-------- Data shown --------

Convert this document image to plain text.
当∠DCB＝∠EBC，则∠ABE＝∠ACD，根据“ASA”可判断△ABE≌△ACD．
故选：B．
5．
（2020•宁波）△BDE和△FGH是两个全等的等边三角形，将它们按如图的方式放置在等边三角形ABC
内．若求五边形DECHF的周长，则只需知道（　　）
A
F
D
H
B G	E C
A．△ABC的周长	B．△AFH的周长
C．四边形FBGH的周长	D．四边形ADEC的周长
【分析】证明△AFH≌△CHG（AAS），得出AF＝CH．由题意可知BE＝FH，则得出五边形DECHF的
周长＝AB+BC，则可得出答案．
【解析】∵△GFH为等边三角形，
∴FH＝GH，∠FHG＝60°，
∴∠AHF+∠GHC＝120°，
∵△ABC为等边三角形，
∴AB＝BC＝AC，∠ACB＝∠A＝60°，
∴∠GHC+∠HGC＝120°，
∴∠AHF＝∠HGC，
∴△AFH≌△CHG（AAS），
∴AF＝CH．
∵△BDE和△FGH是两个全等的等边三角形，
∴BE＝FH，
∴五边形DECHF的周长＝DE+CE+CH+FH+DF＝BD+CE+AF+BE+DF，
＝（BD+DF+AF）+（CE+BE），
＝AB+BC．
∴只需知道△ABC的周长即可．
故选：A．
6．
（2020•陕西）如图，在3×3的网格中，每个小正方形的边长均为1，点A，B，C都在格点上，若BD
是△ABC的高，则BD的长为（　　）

--------

— What is asked —
Only a number is wanted: how many lines of the material above hold "FGH是两个全等的等边三角形"?

— Exercise solution —
2